§ DATA ENTRIES:
┌────────

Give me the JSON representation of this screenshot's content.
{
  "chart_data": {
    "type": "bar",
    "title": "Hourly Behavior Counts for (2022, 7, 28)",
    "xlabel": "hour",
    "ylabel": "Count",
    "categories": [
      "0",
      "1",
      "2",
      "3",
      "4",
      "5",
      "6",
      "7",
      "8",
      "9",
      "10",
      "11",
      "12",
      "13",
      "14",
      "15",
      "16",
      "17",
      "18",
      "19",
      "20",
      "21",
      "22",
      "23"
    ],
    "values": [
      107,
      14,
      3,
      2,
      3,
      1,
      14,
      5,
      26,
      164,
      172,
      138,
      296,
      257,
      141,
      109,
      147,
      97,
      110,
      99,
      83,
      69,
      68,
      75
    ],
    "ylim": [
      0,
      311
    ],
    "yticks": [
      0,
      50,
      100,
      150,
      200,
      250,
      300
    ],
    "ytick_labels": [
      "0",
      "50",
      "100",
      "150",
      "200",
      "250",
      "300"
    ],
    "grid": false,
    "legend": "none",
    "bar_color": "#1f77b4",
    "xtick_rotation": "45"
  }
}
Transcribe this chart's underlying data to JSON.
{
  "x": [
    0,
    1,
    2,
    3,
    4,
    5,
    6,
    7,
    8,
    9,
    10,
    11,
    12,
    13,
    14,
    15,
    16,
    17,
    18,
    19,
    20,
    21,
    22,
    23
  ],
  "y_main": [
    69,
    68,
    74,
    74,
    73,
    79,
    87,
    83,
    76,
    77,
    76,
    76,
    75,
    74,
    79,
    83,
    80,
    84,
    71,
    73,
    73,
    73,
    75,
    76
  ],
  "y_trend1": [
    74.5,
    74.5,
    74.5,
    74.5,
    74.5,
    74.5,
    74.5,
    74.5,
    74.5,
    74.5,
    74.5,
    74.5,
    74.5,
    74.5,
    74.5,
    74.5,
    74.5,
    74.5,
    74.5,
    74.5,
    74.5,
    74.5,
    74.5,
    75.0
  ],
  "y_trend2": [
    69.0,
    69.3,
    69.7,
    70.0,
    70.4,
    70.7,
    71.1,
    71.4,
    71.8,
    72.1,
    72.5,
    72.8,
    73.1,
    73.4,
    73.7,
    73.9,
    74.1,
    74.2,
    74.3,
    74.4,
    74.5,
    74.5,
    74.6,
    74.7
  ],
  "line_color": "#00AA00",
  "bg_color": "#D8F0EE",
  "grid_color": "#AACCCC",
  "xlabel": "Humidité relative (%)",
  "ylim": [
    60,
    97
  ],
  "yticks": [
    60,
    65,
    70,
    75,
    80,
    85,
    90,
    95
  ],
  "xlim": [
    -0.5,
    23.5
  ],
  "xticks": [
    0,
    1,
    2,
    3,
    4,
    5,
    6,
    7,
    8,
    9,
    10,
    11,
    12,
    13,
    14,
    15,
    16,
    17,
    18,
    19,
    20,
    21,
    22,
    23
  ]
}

└────────

§ WRITTEN REQUEST: Filter for "JSON". Return all lines that hold it.

§ TASK ANSWER:
Give me the JSON representation of this screenshot's content.
Transcribe this chart's underlying data to JSON.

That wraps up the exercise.